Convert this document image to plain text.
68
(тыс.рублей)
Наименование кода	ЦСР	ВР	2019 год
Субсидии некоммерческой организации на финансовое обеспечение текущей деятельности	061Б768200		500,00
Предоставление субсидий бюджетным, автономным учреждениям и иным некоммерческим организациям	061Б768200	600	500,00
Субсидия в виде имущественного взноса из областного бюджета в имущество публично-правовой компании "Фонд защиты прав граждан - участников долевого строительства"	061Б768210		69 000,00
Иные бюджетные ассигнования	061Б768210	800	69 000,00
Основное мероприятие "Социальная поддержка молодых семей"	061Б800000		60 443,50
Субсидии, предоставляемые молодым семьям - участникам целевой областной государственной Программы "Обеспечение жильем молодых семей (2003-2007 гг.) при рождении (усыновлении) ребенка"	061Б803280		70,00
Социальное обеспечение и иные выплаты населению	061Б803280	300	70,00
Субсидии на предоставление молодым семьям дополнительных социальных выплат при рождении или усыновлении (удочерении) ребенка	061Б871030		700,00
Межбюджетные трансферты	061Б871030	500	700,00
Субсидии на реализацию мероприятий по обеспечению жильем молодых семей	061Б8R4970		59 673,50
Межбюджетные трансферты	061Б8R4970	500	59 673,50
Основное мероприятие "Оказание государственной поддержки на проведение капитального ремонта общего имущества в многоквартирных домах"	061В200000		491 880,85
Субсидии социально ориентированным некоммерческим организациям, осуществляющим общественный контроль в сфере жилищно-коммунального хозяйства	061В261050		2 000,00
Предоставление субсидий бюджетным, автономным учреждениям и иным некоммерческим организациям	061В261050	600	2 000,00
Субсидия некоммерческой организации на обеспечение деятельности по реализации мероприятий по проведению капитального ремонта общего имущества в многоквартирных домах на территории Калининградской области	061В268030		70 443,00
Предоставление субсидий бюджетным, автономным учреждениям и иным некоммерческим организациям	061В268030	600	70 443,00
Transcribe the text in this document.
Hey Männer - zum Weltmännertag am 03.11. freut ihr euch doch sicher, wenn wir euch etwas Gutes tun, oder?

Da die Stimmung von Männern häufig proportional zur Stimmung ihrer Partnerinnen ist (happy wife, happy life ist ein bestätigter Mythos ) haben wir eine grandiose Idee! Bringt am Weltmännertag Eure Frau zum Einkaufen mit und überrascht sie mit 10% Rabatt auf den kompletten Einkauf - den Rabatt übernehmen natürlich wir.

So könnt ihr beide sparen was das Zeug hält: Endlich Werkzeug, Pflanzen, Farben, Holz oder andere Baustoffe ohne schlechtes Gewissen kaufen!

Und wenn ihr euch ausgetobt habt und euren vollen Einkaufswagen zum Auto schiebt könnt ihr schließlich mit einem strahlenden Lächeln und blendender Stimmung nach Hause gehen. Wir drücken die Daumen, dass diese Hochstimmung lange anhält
####################
**Given request**
Output exactly the lines above, from the one holding "Transcribe the text in this document." through the end of the data, including the first and last.

**Result of the task**
Transcribe the text in this document.
Hey Männer - zum Weltmännertag am 03.11. freut ihr euch doch sicher, wenn wir euch etwas Gutes tun, oder?

Da die Stimmung von Männern häufig proportional zur Stimmung ihrer Partnerinnen ist (happy wife, happy life ist ein bestätigter Mythos ) haben wir eine grandiose Idee! Bringt am Weltmännertag Eure Frau zum Einkaufen mit und überrascht sie mit 10% Rabatt auf den kompletten Einkauf - den Rabatt übernehmen natürlich wir.

So könnt ihr beide sparen was das Zeug hält: Endlich Werkzeug, Pflanzen, Farben, Holz oder andere Baustoffe ohne schlechtes Gewissen kaufen!

Und wenn ihr euch ausgetobt habt und euren vollen Einkaufswagen zum Auto schiebt könnt ihr schließlich mit einem strahlenden Lächeln und blendender Stimmung nach Hause gehen. Wir drücken die Daumen, dass diese Hochstimmung lange anhält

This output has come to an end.